# MATERIAL FOR THIS TASK
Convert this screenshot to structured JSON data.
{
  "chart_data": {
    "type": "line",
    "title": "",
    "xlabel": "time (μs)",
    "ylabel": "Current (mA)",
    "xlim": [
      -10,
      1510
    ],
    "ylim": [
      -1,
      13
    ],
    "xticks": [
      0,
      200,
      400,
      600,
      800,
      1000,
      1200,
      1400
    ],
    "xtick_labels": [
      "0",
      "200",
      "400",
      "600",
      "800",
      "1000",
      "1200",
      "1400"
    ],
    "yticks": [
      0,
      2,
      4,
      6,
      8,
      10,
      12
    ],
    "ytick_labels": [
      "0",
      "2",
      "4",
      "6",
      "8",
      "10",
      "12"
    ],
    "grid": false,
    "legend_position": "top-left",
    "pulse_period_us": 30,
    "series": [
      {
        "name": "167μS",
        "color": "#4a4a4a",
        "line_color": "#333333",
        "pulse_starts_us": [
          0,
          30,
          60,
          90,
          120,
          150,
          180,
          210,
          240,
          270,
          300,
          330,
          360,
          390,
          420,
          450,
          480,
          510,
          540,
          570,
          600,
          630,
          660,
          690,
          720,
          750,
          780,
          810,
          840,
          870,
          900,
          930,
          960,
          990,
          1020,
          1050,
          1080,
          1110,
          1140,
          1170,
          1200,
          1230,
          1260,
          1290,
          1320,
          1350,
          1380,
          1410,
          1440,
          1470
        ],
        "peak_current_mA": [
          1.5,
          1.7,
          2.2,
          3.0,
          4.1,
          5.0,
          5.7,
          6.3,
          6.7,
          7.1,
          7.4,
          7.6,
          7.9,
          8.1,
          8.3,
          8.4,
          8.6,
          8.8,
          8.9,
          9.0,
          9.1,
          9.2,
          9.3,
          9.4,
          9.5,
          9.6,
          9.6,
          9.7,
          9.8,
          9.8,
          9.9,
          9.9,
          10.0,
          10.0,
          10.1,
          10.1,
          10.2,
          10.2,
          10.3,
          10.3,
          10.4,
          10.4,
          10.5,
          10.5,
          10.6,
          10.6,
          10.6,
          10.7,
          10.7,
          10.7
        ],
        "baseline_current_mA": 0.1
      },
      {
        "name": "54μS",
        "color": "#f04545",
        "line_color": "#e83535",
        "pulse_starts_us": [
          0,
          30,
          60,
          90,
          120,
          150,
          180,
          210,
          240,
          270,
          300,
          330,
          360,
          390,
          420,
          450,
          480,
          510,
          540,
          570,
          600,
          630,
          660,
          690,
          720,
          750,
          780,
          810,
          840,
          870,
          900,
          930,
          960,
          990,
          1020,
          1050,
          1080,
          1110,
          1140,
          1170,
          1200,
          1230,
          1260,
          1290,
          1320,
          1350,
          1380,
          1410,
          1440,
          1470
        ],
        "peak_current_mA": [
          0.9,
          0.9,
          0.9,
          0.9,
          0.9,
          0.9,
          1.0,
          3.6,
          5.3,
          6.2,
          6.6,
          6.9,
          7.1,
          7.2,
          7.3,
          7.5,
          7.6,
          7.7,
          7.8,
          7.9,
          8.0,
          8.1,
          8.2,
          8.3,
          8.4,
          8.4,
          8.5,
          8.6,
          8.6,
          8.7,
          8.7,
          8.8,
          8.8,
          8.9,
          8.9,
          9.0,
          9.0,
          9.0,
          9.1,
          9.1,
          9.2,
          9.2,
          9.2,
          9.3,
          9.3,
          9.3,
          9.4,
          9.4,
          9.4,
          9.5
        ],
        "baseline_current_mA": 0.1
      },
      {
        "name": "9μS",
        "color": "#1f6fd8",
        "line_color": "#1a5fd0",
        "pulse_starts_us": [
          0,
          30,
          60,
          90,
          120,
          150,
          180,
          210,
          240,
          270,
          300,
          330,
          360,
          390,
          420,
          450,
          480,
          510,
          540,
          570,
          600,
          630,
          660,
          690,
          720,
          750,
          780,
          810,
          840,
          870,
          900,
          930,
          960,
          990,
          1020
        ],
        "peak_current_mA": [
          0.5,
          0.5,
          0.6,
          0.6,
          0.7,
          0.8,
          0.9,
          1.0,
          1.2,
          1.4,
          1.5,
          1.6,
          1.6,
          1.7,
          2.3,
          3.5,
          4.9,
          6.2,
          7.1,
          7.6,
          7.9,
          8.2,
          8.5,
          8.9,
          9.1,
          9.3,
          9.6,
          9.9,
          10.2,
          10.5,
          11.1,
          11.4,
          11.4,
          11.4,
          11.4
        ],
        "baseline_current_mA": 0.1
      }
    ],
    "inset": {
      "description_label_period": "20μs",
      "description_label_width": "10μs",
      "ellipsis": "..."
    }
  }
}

# EXERCISE DESCRIPTION
Every record should be given again exactly.

# RESULT FOR THIS EXERCISE
Convert this screenshot to structured JSON data.
{
  "chart_data": {
    "type": "line",
    "title": "",
    "xlabel": "time (μs)",
    "ylabel": "Current (mA)",
    "xlim": [
      -10,
      1510
    ],
    "ylim": [
      -1,
      13
    ],
    "xticks": [
      0,
      200,
      400,
      600,
      800,
      1000,
      1200,
      1400
    ],
    "xtick_labels": [
      "0",
      "200",
      "400",
      "600",
      "800",
      "1000",
      "1200",
      "1400"
    ],
    "yticks": [
      0,
      2,
      4,
      6,
      8,
      10,
      12
    ],
    "ytick_labels": [
      "0",
      "2",
      "4",
      "6",
      "8",
      "10",
      "12"
    ],
    "grid": false,
    "legend_position": "top-left",
    "pulse_period_us": 30,
    "series": [
      {
        "name": "167μS",
        "color": "#4a4a4a",
        "line_color": "#333333",
        "pulse_starts_us": [
          0,
          30,
          60,
          90,
          120,
          150,
          180,
          210,
          240,
          270,
          300,
          330,
          360,
          390,
          420,
          450,
          480,
          510,
          540,
          570,
          600,
          630,
          660,
          690,
          720,
          750,
          780,
          810,
          840,
          870,
          900,
          930,
          960,
          990,
          1020,
          1050,
          1080,
          1110,
          1140,
          1170,
          1200,
          1230,
          1260,
          1290,
          1320,
          1350,
          1380,
          1410,
          1440,
          1470
        ],
        "peak_current_mA": [
          1.5,
          1.7,
          2.2,
          3.0,
          4.1,
          5.0,
          5.7,
          6.3,
          6.7,
          7.1,
          7.4,
          7.6,
          7.9,
          8.1,
          8.3,
          8.4,
          8.6,
          8.8,
          8.9,
          9.0,
          9.1,
          9.2,
          9.3,
          9.4,
          9.5,
          9.6,
          9.6,
          9.7,
          9.8,
          9.8,
          9.9,
          9.9,
          10.0,
          10.0,
          10.1,
          10.1,
          10.2,
          10.2,
          10.3,
          10.3,
          10.4,
          10.4,
          10.5,
          10.5,
          10.6,
          10.6,
          10.6,
          10.7,
          10.7,
          10.7
        ],
        "baseline_current_mA": 0.1
      },
      {
        "name": "54μS",
        "color": "#f04545",
        "line_color": "#e83535",
        "pulse_starts_us": [
          0,
          30,
          60,
          90,
          120,
          150,
          180,
          210,
          240,
          270,
          300,
          330,
          360,
          390,
          420,
          450,
          480,
          510,
          540,
          570,
          600,
          630,
          660,
          690,
          720,
          750,
          780,
          810,
          840,
          870,
          900,
          930,
          960,
          990,
          1020,
          1050,
          1080,
          1110,
          1140,
          1170,
          1200,
          1230,
          1260,
          1290,
          1320,
          1350,
          1380,
          1410,
          1440,
          1470
        ],
        "peak_current_mA": [
          0.9,
          0.9,
          0.9,
          0.9,
          0.9,
          0.9,
          1.0,
          3.6,
          5.3,
          6.2,
          6.6,
          6.9,
          7.1,
          7.2,
          7.3,
          7.5,
          7.6,
          7.7,
          7.8,
          7.9,
          8.0,
          8.1,
          8.2,
          8.3,
          8.4,
          8.4,
          8.5,
          8.6,
          8.6,
          8.7,
          8.7,
          8.8,
          8.8,
          8.9,
          8.9,
          9.0,
          9.0,
          9.0,
          9.1,
          9.1,
          9.2,
          9.2,
          9.2,
          9.3,
          9.3,
          9.3,
          9.4,
          9.4,
          9.4,
          9.5
        ],
        "baseline_current_mA": 0.1
      },
      {
        "name": "9μS",
        "color": "#1f6fd8",
        "line_color": "#1a5fd0",
        "pulse_starts_us": [
          0,
          30,
          60,
          90,
          120,
          150,
          180,
          210,
          240,
          270,
          300,
          330,
          360,
          390,
          420,
          450,
          480,
          510,
          540,
          570,
          600,
          630,
          660,
          690,
          720,
          750,
          780,
          810,
          840,
          870,
          900,
          930,
          960,
          990,
          1020
        ],
        "peak_current_mA": [
          0.5,
          0.5,
          0.6,
          0.6,
          0.7,
          0.8,
          0.9,
          1.0,
          1.2,
          1.4,
          1.5,
          1.6,
          1.6,
          1.7,
          2.3,
          3.5,
          4.9,
          6.2,
          7.1,
          7.6,
          7.9,
          8.2,
          8.5,
          8.9,
          9.1,
          9.3,
          9.6,
          9.9,
          10.2,
          10.5,
          11.1,
          11.4,
          11.4,
          11.4,
          11.4
        ],
        "baseline_current_mA": 0.1
      }
    ],
    "inset": {
      "description_label_period": "20μs",
      "description_label_width": "10μs",
      "ellipsis": "..."
    }
  }
}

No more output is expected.